**TEXT SHOWN**:
────────────────

Before we learn about composite numbers, let us first try to understand whole numbers, prime numbers, and factors to a whole number. Once we know these concepts, you can easily find composite numbers.
1) Whole numbers –
Whole numbers are a set of positive integers, including the number zero. Therefore, they are also part of real numbers but does not include fractions and decimals. They are just the counting numbers that we use daily.
Example of Whole Numbers – 0, 2, 3, 6,11, 23, 45, 67, 98, 100 etc.
2) Factors to a Whole number –
Factors of a whole number divide the number so that it does not give any remainder, i.e. remainder is zero. Therefore, if we assume 6 as a whole number, its factors are 1, 2, 3, and 6 itself.
3) Prime Numbers –
Prime numbers are a set of whole numbers greater than 1, and that has only two factors, the number itself and 1.
So, prime numbers between the whole numbers 0 to 6 are 3 and 5. The numbers 3 and 5 have only two factors, the numbers themselves and 1.
Composite Numbers –
Well, all the whole numbers except 0, 1 and prime numbers are composite numbers. It is an easy deduction from all the concepts that we have learned so far. However, the proper definition of composite numbers is given below.
Composite numbers are whole numbers with more than two factors, including the 1 and the number itself. That means composite should have at least more than two factors.
Let us refer back to the previous example given above. The number 6 is composite since it has 4 factors, i.e. 1, 2, 3, 6.
We should also remember that the number 1 is neither a prime nor composite.
Composite Numbers List from 1 to 100
Now, let us look at the below picture that lists the composite number from 0 to 100.
As we can see from the above picture that there are 74 composite numbers between 0 and 100. The composite numbers are given in the boxes with a blue colour background. We can also deduce that there are 25 prime numbers in the same range (excluding the numbers 0 and 1).
Difference between Composite Numbers and Prime Numbers –
As we have learnt about prime numbers and composite numbers in the above explanation. Let us now try to find the differences between them. The points of difference are thus given below –
- Prime numbers are divisible only by the number 1 and the number itself. However, for a composite number, it is divisible by at least three factors. These include the number 1 and the number itself, along with another one or more factors.
- Prime numbers are known as a product of only two numbers. However, a composite number can be a product of two or more numbers or factors.
Even and Odd Composite Numbers –
Before we learn about the next concept, let us understand what even and odd numbers are.
1) Even Numbers –
Even numbers are integers that can be divided into two equal groups of numbers. In other words, even numbers are divisible by 2 and leave no remainder, i.e. remainder is zero.
For example – The number 10 can be easily divided into two groups of numbers 5 and 5. Similarly, the number 44 can be equally divided into two groups, 22 and 22. This is the same for the numbers 4, 6, 8, 10, etc.

────────────────

**INSTRUCTIONS**:
a: In the composite numbers text, what does it say about the number 1?
b: Restate a passage of the composite numbers text word for word. Start at "Example of Whole" and stop after "is given below.".
c: Can you shorten the paragraph of the composite numbers text that begins "Even numbers are integers that can be divided" and keep its main facts?

**MATERIAL PROVIDED**:
────────────────

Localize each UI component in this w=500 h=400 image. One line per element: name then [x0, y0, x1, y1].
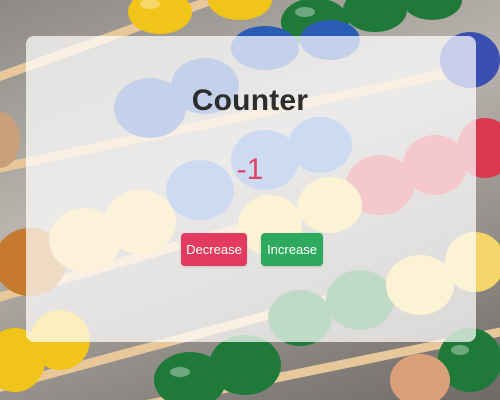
- page-title: Counter: [191, 84, 309, 117]
- counter-value: -1: [236, 153, 264, 186]
- increase-button[interactable]: Increase: [261, 233, 323, 266]
- counter-card: [26, 36, 476, 342]
- app-stage: Counter -1 Decrease Increase: [0, 0, 500, 400]
- decrease-button[interactable]: Decrease: [181, 233, 247, 266]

────────────────

**THE ANSWERS**:
a: The number 1 is neither a prime nor a composite number.

b:
Example of Whole Numbers – 0, 2, 3, 6,11, 23, 45, 67, 98, 100 etc.
2) Factors to a Whole number –
Factors of a whole number divide the number so that it does not give any remainder, i.e. remainder is zero. Therefore, if we assume 6 as a whole number, its factors are 1, 2, 3, and 6 itself.
3) Prime Numbers –
Prime numbers are a set of whole numbers greater than 1, and that has only two factors, the number itself and 1.
So, prime numbers between the whole numbers 0 to 6 are 3 and 5. The numbers 3 and 5 have only two factors, the numbers themselves and 1.
Composite Numbers –
Well, all the whole numbers except 0, 1 and prime numbers are composite numbers. It is an easy deduction from all the concepts that we have learned so far. However, the proper definition of composite numbers is given below.

c: Even numbers are integers that can be split into two equal groups, meaning they are divisible by 2 with a remainder of zero.